[Data records]
┌────────
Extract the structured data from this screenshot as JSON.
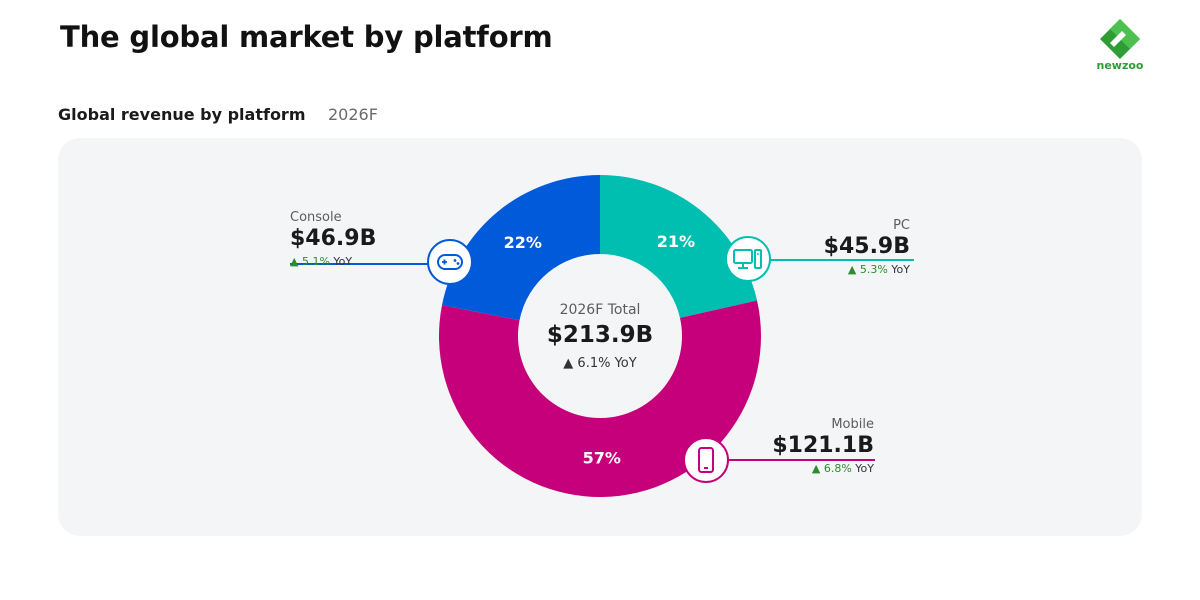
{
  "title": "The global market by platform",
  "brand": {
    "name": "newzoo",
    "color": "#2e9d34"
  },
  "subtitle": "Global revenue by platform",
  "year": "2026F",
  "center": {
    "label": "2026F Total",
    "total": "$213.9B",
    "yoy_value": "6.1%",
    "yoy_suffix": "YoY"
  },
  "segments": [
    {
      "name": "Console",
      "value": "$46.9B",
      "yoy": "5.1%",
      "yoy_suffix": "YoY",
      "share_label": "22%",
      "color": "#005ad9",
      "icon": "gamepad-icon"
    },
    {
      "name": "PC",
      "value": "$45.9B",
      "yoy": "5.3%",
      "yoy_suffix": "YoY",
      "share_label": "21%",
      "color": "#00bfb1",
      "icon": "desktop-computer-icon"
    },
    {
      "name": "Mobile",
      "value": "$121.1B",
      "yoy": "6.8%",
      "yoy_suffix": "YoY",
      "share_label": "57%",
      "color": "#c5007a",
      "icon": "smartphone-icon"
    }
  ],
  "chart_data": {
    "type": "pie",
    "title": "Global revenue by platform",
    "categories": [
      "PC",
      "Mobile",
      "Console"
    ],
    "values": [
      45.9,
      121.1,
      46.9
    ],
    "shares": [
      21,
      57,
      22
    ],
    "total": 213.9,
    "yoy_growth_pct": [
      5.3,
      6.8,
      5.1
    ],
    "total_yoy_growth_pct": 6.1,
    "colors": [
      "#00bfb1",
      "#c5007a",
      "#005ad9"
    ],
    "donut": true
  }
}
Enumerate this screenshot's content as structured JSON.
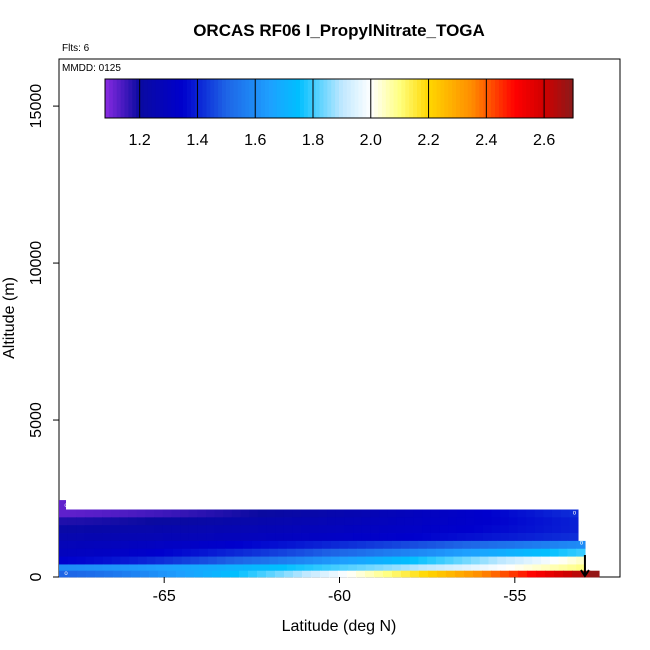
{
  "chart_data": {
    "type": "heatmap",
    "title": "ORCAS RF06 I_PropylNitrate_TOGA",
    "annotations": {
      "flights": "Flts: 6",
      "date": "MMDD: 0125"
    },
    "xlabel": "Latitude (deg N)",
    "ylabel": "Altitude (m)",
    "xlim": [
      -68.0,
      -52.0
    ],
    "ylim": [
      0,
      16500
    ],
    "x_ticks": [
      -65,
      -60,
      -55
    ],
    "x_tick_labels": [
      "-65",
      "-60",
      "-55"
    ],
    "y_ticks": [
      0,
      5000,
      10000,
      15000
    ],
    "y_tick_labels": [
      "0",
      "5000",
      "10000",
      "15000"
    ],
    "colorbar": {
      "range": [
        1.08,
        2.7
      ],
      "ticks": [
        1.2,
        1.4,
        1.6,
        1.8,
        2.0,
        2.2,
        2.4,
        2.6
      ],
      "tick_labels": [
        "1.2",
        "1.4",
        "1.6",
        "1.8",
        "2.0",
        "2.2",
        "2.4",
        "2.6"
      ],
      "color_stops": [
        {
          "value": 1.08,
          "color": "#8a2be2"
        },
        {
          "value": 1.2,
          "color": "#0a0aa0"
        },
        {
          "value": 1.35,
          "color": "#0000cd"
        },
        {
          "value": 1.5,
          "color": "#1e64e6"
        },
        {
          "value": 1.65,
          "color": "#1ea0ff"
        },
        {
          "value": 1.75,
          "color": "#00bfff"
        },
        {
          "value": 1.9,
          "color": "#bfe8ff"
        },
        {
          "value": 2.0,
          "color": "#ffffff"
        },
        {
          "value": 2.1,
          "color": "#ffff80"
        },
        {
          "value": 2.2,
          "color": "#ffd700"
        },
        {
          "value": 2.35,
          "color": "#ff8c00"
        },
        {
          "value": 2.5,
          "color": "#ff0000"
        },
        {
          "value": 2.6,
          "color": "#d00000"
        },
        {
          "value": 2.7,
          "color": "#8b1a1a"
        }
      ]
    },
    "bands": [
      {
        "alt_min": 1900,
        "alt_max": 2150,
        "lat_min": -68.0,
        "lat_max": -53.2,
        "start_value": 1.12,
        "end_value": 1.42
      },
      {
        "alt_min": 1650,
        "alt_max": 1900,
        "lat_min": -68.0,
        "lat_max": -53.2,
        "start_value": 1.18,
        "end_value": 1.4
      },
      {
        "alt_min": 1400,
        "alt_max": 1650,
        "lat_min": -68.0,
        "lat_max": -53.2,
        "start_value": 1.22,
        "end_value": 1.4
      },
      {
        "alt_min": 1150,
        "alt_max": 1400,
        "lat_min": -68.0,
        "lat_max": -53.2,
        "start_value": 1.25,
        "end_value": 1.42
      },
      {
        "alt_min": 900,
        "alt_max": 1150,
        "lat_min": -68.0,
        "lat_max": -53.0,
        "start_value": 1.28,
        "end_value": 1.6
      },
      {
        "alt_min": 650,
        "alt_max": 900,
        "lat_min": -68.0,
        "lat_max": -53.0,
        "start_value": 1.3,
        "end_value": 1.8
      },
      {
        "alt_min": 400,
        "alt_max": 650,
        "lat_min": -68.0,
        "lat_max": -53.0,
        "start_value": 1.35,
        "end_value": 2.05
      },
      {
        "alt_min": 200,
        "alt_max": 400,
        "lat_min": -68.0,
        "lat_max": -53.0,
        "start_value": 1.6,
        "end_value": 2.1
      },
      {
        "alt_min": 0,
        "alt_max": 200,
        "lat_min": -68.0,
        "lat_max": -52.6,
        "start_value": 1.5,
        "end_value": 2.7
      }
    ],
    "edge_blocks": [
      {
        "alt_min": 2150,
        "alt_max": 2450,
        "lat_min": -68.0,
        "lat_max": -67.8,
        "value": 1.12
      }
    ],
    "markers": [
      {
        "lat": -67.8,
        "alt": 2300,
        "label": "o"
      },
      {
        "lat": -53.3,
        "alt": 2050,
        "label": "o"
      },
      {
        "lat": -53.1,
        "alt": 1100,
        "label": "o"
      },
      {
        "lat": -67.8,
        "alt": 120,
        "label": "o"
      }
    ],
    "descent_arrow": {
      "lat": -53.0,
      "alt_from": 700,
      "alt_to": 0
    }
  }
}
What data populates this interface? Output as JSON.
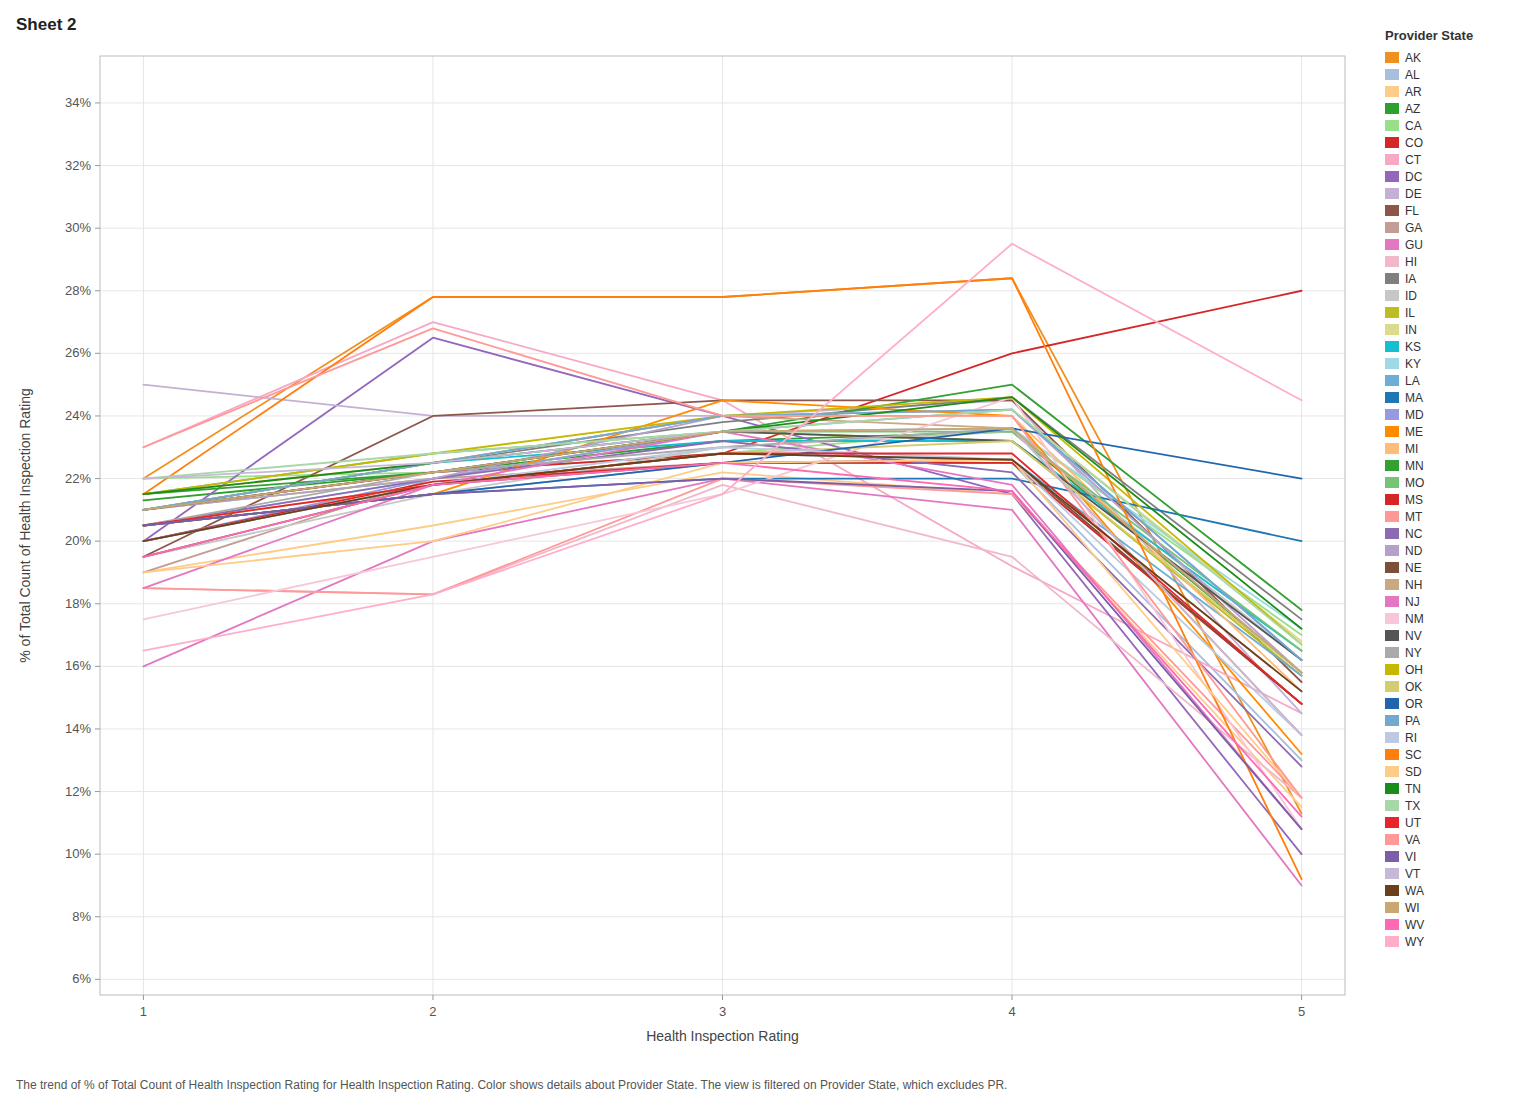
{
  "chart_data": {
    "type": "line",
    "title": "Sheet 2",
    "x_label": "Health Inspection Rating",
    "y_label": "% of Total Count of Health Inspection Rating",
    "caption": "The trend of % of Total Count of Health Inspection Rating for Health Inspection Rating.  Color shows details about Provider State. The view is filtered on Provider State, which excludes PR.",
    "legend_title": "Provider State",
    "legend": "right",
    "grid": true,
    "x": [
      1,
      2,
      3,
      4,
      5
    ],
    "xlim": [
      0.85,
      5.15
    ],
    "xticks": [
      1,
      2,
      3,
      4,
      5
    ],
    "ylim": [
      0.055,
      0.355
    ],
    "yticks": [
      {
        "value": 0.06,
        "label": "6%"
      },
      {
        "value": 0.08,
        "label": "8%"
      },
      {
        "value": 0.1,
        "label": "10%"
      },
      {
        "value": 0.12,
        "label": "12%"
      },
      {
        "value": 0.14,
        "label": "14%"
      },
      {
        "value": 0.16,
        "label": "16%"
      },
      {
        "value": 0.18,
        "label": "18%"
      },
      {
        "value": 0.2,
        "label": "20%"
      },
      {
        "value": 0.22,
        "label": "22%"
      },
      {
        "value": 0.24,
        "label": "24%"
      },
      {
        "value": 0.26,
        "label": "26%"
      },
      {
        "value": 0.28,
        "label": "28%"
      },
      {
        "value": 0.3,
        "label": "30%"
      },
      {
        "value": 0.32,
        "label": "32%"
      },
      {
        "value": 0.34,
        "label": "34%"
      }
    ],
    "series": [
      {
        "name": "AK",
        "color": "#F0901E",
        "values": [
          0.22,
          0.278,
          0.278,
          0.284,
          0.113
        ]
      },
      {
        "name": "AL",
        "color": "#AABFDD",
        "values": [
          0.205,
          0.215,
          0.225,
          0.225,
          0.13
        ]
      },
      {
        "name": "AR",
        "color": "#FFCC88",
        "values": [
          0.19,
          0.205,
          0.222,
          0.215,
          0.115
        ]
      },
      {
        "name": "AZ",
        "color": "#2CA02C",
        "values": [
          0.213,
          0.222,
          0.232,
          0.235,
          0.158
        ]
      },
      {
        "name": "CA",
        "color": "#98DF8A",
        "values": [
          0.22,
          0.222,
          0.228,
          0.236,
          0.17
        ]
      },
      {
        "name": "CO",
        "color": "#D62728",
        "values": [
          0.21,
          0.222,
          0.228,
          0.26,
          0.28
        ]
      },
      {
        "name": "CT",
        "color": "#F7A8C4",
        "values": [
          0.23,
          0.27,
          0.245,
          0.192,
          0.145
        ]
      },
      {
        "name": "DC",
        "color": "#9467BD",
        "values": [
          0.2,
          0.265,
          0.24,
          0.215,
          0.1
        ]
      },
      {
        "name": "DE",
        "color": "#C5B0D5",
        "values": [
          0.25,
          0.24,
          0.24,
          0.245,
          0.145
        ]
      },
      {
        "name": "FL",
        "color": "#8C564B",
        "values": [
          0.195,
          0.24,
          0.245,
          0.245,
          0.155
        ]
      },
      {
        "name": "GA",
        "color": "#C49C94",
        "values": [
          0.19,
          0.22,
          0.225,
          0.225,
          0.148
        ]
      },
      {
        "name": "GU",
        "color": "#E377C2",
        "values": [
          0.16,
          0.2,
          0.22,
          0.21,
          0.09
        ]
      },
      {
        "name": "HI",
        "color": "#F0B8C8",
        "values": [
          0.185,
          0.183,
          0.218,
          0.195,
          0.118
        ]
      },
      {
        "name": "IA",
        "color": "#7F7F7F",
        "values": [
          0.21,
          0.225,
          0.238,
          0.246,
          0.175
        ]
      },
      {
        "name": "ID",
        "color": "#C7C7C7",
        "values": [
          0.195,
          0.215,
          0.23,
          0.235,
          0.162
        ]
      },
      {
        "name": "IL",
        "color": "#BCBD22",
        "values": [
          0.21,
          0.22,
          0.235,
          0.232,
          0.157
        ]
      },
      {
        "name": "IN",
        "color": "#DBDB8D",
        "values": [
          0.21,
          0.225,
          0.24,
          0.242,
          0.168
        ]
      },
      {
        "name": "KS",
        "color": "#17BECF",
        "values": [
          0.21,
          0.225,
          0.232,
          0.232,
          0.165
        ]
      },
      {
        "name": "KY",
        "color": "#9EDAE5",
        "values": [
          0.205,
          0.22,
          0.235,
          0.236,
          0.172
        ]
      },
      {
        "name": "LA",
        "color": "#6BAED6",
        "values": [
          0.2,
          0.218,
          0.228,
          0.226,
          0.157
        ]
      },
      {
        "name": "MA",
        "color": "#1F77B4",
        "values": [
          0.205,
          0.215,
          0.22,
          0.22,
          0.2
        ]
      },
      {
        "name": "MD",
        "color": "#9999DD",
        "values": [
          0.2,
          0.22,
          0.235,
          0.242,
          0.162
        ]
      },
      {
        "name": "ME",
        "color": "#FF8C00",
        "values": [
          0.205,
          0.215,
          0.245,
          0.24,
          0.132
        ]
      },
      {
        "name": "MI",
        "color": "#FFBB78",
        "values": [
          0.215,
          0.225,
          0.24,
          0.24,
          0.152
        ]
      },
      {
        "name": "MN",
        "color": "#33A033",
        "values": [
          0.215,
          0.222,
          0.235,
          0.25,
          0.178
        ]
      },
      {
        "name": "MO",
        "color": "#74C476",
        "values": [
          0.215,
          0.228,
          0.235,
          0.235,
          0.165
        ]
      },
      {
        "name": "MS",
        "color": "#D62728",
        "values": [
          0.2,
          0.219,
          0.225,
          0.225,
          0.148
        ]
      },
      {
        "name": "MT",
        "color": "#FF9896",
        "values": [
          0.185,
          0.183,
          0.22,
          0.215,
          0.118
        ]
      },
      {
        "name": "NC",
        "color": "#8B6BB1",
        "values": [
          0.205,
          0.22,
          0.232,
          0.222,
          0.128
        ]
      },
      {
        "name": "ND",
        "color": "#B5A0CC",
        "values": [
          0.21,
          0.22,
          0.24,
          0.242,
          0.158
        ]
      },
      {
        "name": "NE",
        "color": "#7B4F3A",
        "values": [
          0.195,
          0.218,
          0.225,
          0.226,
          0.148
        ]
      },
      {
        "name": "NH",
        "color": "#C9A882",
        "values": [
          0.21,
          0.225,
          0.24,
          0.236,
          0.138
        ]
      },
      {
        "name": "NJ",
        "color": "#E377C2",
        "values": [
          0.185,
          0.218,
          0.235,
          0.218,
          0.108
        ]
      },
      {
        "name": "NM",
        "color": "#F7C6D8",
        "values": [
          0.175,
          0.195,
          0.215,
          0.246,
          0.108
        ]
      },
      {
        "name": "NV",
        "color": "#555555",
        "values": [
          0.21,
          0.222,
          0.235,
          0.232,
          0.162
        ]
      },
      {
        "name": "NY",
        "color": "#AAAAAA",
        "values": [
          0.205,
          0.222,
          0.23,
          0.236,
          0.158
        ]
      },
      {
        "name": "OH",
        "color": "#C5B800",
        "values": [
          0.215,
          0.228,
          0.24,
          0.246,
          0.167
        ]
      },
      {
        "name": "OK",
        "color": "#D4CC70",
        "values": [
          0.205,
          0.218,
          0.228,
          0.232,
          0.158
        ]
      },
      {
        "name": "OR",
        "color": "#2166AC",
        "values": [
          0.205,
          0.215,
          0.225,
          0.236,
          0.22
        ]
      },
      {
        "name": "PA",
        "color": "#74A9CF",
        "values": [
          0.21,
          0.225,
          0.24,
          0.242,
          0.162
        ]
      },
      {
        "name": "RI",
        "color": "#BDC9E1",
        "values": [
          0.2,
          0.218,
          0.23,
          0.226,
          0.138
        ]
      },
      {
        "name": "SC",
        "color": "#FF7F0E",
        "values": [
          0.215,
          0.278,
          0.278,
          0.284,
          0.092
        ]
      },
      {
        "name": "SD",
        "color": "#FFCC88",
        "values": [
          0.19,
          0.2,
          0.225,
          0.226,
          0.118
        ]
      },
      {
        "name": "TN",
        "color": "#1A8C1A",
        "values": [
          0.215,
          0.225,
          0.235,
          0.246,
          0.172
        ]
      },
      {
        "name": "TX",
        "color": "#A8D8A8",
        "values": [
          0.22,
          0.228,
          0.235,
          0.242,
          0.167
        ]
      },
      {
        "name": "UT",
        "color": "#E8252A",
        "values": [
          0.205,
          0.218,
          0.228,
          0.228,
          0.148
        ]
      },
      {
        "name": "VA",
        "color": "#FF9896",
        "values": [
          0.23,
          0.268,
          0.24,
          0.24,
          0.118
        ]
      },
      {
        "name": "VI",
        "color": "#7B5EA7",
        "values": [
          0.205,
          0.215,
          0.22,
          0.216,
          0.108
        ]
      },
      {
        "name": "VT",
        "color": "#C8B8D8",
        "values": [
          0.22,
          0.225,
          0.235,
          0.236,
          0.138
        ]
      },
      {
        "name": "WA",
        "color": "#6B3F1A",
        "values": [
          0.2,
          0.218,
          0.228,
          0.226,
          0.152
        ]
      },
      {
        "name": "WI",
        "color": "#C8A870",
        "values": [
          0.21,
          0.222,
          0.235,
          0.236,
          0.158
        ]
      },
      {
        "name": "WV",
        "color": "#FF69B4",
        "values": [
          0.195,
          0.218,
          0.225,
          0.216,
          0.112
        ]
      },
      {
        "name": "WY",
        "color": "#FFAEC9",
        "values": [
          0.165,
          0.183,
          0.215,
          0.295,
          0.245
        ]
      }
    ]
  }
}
└────────
In the listing above, find the lines holding the word "JSON" and copy them.

Extract the structured data from this screenshot as JSON.
Enumerate this screenshot's content as structured JSON.
What data populates this interface? Output as JSON.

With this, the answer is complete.